▶ [WHAT IS BEING ASKED] Reproduce the rows below exactly, from the line containing "extract all elements" through the line containing "184, 885, 215]", and omit the pictures from your answer.

▶ [RECORDS FOR THE EXERCISE]
[BEGIN]

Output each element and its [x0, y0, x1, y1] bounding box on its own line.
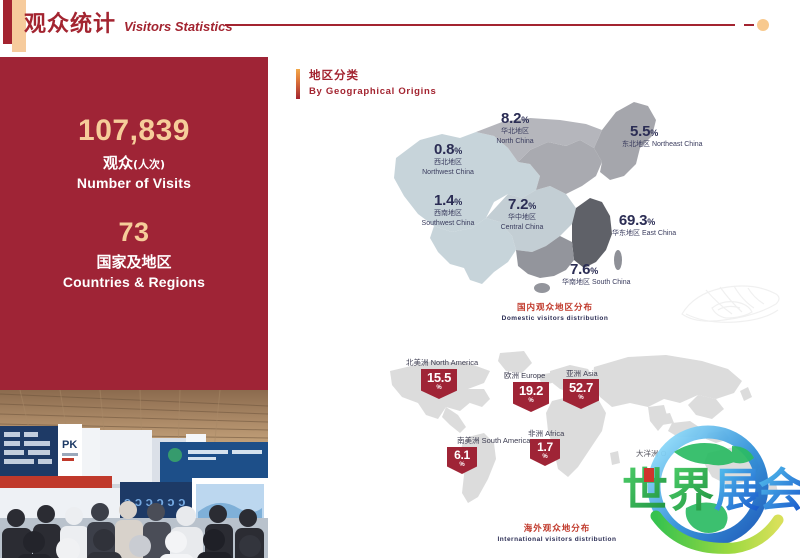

[END]
[BEGIN]

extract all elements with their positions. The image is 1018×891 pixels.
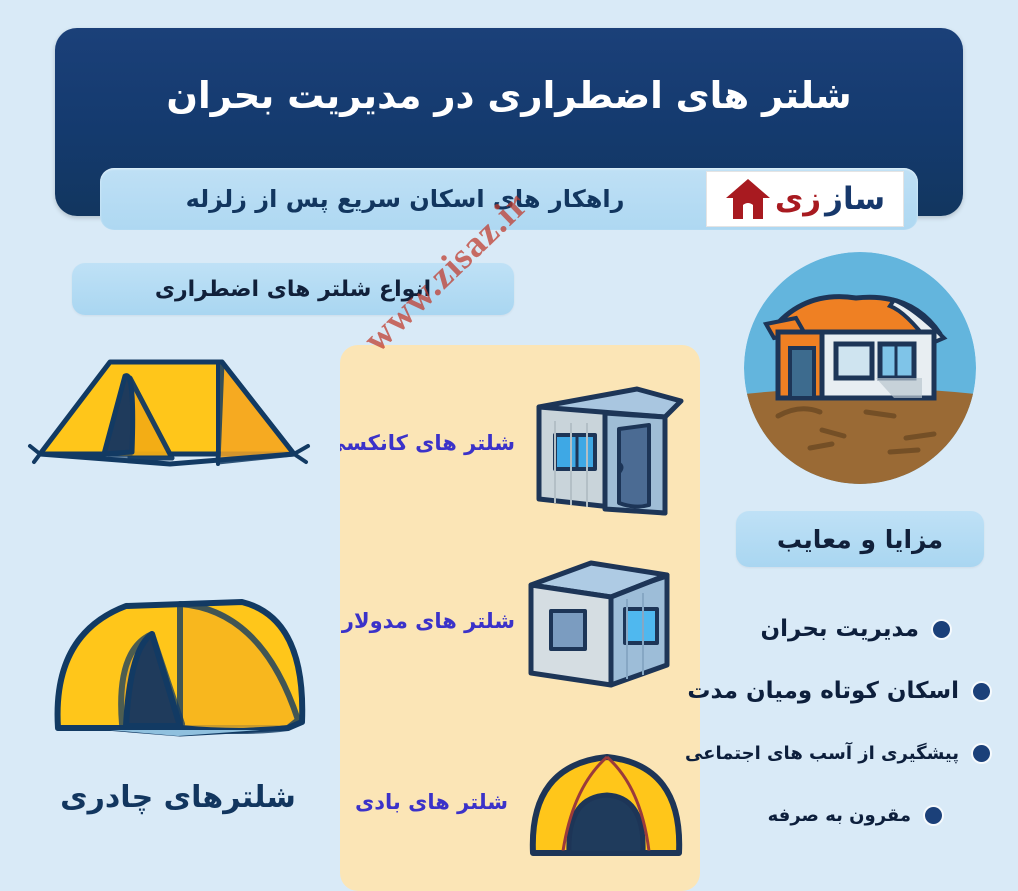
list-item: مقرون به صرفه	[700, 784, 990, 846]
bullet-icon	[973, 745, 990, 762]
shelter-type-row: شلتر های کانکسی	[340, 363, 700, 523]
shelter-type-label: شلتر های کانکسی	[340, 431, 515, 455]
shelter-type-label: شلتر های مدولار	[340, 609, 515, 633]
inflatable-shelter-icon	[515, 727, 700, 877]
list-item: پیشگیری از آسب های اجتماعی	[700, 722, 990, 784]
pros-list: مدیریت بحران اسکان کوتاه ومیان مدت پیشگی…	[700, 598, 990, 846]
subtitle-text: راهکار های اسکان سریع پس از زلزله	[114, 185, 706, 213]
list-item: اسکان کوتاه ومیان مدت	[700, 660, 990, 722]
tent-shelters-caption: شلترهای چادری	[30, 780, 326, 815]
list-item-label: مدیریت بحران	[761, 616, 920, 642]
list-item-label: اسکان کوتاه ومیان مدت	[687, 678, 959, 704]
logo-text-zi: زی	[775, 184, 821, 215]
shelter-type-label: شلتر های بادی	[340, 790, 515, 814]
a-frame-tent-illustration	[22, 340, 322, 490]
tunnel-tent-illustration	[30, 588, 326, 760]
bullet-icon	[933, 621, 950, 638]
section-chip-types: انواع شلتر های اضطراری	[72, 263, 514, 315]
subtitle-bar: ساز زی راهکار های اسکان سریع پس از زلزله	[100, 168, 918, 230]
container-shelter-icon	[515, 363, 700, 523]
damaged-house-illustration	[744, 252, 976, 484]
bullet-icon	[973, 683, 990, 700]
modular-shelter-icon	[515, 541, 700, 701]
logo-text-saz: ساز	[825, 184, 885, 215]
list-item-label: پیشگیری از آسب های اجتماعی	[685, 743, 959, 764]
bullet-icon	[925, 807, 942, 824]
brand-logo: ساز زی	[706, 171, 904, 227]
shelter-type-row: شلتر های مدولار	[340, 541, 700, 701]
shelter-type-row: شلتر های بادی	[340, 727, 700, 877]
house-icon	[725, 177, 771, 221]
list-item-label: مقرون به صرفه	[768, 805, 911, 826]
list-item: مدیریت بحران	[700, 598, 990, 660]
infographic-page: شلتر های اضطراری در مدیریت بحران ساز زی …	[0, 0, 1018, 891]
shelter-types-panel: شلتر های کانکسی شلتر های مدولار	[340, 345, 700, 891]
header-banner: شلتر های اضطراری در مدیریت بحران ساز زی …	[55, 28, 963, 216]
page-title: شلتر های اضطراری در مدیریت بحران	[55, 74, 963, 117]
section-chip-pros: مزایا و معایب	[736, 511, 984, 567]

[END]

▶ [SOLVED EXERCISE]
extract all elements with their positions. The image is 1018×891 pixels.
list-item: مقرون به صرفه	[700, 784, 990, 846]
bullet-icon	[973, 745, 990, 762]
shelter-type-row: شلتر های کانکسی	[340, 363, 700, 523]
shelter-type-label: شلتر های کانکسی	[340, 431, 515, 455]
shelter-type-label: شلتر های مدولار	[340, 609, 515, 633]
inflatable-shelter-icon	[515, 727, 700, 877]
list-item: پیشگیری از آسب های اجتماعی	[700, 722, 990, 784]
pros-list: مدیریت بحران اسکان کوتاه ومیان مدت پیشگی…	[700, 598, 990, 846]
subtitle-text: راهکار های اسکان سریع پس از زلزله	[114, 185, 706, 213]
list-item: اسکان کوتاه ومیان مدت	[700, 660, 990, 722]
tent-shelters-caption: شلترهای چادری	[30, 780, 326, 815]
list-item-label: مدیریت بحران	[761, 616, 920, 642]
list-item-label: اسکان کوتاه ومیان مدت	[687, 678, 959, 704]
logo-text-zi: زی	[775, 184, 821, 215]
shelter-type-label: شلتر های بادی	[340, 790, 515, 814]
a-frame-tent-illustration	[22, 340, 322, 490]
tunnel-tent-illustration	[30, 588, 326, 760]
bullet-icon	[933, 621, 950, 638]
section-chip-types: انواع شلتر های اضطراری	[72, 263, 514, 315]
subtitle-bar: ساز زی راهکار های اسکان سریع پس از زلزله	[100, 168, 918, 230]
container-shelter-icon	[515, 363, 700, 523]
damaged-house-illustration	[744, 252, 976, 484]
bullet-icon	[973, 683, 990, 700]
modular-shelter-icon	[515, 541, 700, 701]
logo-text-saz: ساز	[825, 184, 885, 215]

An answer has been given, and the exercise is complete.